### Exercise input
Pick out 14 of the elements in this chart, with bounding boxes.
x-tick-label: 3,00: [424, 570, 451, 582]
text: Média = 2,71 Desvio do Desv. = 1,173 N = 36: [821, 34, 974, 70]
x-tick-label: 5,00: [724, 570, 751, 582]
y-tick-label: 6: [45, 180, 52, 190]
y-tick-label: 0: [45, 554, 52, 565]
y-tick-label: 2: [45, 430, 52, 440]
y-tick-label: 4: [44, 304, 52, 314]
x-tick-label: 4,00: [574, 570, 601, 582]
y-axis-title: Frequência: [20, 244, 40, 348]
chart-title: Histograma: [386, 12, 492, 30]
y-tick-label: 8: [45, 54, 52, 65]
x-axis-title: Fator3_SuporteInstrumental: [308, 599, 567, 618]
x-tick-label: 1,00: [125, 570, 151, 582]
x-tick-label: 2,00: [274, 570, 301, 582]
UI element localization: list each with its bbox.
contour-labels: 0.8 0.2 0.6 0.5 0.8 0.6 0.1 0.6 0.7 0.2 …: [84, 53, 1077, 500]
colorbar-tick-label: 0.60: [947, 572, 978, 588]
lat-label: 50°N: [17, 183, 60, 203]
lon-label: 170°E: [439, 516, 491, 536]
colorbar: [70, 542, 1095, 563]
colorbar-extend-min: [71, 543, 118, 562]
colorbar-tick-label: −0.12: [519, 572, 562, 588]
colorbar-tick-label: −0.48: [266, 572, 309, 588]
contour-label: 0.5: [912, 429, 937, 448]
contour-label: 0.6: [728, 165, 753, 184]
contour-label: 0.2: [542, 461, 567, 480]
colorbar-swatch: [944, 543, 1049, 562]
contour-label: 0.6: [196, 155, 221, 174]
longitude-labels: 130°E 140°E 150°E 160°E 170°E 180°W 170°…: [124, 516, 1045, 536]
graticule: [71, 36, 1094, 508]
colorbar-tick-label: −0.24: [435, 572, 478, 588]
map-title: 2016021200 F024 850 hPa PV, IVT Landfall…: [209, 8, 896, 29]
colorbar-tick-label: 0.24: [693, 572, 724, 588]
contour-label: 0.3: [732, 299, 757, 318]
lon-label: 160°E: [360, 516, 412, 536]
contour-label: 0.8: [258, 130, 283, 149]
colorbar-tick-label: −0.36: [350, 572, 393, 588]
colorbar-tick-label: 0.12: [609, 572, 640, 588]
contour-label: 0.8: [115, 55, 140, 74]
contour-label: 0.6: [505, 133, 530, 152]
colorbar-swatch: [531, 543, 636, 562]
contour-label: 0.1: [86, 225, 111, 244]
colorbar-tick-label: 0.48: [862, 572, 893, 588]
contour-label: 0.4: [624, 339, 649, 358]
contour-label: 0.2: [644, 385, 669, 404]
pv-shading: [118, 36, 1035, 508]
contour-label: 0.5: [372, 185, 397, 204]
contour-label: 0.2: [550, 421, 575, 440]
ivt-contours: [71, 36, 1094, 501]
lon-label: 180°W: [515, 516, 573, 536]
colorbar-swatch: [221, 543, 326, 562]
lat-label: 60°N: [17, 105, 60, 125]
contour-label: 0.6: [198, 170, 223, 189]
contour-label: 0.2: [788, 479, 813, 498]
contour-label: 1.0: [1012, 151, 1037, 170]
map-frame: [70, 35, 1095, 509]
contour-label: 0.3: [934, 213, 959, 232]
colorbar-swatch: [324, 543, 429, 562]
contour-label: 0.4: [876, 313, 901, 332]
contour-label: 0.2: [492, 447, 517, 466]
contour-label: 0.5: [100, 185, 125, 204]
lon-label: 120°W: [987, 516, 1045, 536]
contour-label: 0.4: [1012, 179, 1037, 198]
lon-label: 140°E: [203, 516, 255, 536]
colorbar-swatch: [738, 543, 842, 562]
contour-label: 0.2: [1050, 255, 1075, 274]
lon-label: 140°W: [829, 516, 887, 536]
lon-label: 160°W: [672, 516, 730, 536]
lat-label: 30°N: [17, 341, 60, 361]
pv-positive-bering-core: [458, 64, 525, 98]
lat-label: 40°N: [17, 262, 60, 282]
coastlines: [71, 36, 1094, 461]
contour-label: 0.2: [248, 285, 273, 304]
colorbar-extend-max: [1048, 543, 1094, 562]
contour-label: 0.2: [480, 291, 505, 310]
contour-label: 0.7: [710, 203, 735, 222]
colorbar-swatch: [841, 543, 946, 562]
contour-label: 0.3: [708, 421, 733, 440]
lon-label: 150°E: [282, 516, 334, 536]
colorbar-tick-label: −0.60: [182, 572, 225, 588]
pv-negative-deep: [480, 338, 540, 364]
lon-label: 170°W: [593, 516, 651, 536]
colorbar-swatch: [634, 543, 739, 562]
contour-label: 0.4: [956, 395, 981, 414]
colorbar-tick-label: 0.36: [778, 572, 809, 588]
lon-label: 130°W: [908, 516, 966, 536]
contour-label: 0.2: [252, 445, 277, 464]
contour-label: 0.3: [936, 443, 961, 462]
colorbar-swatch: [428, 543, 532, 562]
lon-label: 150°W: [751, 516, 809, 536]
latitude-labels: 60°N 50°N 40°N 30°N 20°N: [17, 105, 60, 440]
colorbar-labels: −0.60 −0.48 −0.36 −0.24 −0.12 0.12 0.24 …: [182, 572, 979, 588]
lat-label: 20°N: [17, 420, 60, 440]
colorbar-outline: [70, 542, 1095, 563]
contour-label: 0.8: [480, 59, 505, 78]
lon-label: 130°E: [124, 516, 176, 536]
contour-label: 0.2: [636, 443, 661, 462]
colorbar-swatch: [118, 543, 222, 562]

### Exercise
Please render every line of the listing above as a JSON list of strings, one string per line, leaving out blank lines.

### Solution below
[
  "Pick out 14 of the elements in this chart, with bounding boxes.",
  "x-tick-label: 3,00: [424, 570, 451, 582]",
  "text: Média = 2,71 Desvio do Desv. = 1,173 N = 36: [821, 34, 974, 70]",
  "x-tick-label: 5,00: [724, 570, 751, 582]",
  "y-tick-label: 6: [45, 180, 52, 190]",
  "y-tick-label: 0: [45, 554, 52, 565]",
  "y-tick-label: 2: [45, 430, 52, 440]",
  "y-tick-label: 4: [44, 304, 52, 314]",
  "x-tick-label: 4,00: [574, 570, 601, 582]",
  "y-axis-title: Frequência: [20, 244, 40, 348]",
  "chart-title: Histograma: [386, 12, 492, 30]",
  "y-tick-label: 8: [45, 54, 52, 65]",
  "x-axis-title: Fator3_SuporteInstrumental: [308, 599, 567, 618]",
  "x-tick-label: 1,00: [125, 570, 151, 582]",
  "x-tick-label: 2,00: [274, 570, 301, 582]",
  "UI element localization: list each with its bbox.",
  "contour-labels: 0.8 0.2 0.6 0.5 0.8 0.6 0.1 0.6 0.7 0.2 …: [84, 53, 1077, 500]",
  "colorbar-tick-label: 0.60: [947, 572, 978, 588]",
  "lat-label: 50°N: [17, 183, 60, 203]",
  "lon-label: 170°E: [439, 516, 491, 536]",
  "colorbar: [70, 542, 1095, 563]",
  "colorbar-extend-min: [71, 543, 118, 562]",
  "colorbar-tick-label: −0.12: [519, 572, 562, 588]",
  "colorbar-tick-label: −0.48: [266, 572, 309, 588]",
  "contour-label: 0.5: [912, 429, 937, 448]",
  "contour-label: 0.6: [728, 165, 753, 184]",
  "contour-label: 0.2: [542, 461, 567, 480]",
  "colorbar-swatch: [944, 543, 1049, 562]",
  "contour-label: 0.6: [196, 155, 221, 174]",
  "longitude-labels: 130°E 140°E 150°E 160°E 170°E 180°W 170°…: [124, 516, 1045, 536]",
  "graticule: [71, 36, 1094, 508]",
  "colorbar-tick-label: −0.24: [435, 572, 478, 588]",
  "map-title: 2016021200 F024 850 hPa PV, IVT Landfall…: [209, 8, 896, 29]",
  "colorbar-tick-label: 0.24: [693, 572, 724, 588]",
  "contour-label: 0.3: [732, 299, 757, 318]",
  "lon-label: 160°E: [360, 516, 412, 536]",
  "contour-label: 0.8: [258, 130, 283, 149]",
  "colorbar-tick-label: −0.36: [350, 572, 393, 588]",
  "colorbar-tick-label: 0.12: [609, 572, 640, 588]",
  "contour-label: 0.8: [115, 55, 140, 74]",
  "contour-label: 0.6: [505, 133, 530, 152]",
  "colorbar-swatch: [531, 543, 636, 562]",
  "contour-label: 0.1: [86, 225, 111, 244]",
  "colorbar-tick-label: 0.48: [862, 572, 893, 588]",
  "contour-label: 0.4: [624, 339, 649, 358]",
  "contour-label: 0.2: [644, 385, 669, 404]",
  "pv-shading: [118, 36, 1035, 508]",
  "contour-label: 0.5: [372, 185, 397, 204]",
  "contour-label: 0.2: [550, 421, 575, 440]",
  "ivt-contours: [71, 36, 1094, 501]",
  "lon-label: 180°W: [515, 516, 573, 536]",
  "colorbar-swatch: [221, 543, 326, 562]",
  "lat-label: 60°N: [17, 105, 60, 125]",
  "contour-label: 0.6: [198, 170, 223, 189]",
  "contour-label: 0.2: [788, 479, 813, 498]",
  "contour-label: 1.0: [1012, 151, 1037, 170]",
  "map-frame: [70, 35, 1095, 509]",
  "contour-label: 0.3: [934, 213, 959, 232]",
  "colorbar-swatch: [324, 543, 429, 562]",
  "contour-label: 0.4: [876, 313, 901, 332]",
  "contour-label: 0.2: [492, 447, 517, 466]",
  "contour-label: 0.5: [100, 185, 125, 204]",
  "lon-label: 120°W: [987, 516, 1045, 536]",
  "contour-label: 0.4: [1012, 179, 1037, 198]",
  "lon-label: 140°E: [203, 516, 255, 536]",
  "colorbar-swatch: [738, 543, 842, 562]",
  "contour-label: 0.2: [1050, 255, 1075, 274]",
  "lon-label: 140°W: [829, 516, 887, 536]",
  "lon-label: 160°W: [672, 516, 730, 536]",
  "lat-label: 30°N: [17, 341, 60, 361]",
  "pv-positive-bering-core: [458, 64, 525, 98]",
  "lat-label: 40°N: [17, 262, 60, 282]",
  "coastlines: [71, 36, 1094, 461]",
  "contour-label: 0.2: [248, 285, 273, 304]",
  "colorbar-extend-max: [1048, 543, 1094, 562]",
  "contour-label: 0.2: [480, 291, 505, 310]",
  "contour-label: 0.7: [710, 203, 735, 222]",
  "colorbar-swatch: [841, 543, 946, 562]",
  "contour-label: 0.3: [708, 421, 733, 440]",
  "lon-label: 150°E: [282, 516, 334, 536]",
  "colorbar-tick-label: −0.60: [182, 572, 225, 588]",
  "pv-negative-deep: [480, 338, 540, 364]",
  "lon-label: 170°W: [593, 516, 651, 536]",
  "colorbar-swatch: [634, 543, 739, 562]",
  "contour-label: 0.4: [956, 395, 981, 414]",
  "colorbar-tick-label: 0.36: [778, 572, 809, 588]",
  "lon-label: 130°W: [908, 516, 966, 536]",
  "contour-label: 0.2: [252, 445, 277, 464]",
  "contour-label: 0.3: [936, 443, 961, 462]",
  "colorbar-swatch: [428, 543, 532, 562]",
  "lon-label: 150°W: [751, 516, 809, 536]",
  "latitude-labels: 60°N 50°N 40°N 30°N 20°N: [17, 105, 60, 440]",
  "colorbar-labels: −0.60 −0.48 −0.36 −0.24 −0.12 0.12 0.24 …: [182, 572, 979, 588]",
  "lat-label: 20°N: [17, 420, 60, 440]",
  "colorbar-outline: [70, 542, 1095, 563]",
  "contour-label: 0.8: [480, 59, 505, 78]",
  "lon-label: 130°E: [124, 516, 176, 536]",
  "contour-label: 0.2: [636, 443, 661, 462]",
  "colorbar-swatch: [118, 543, 222, 562]"
]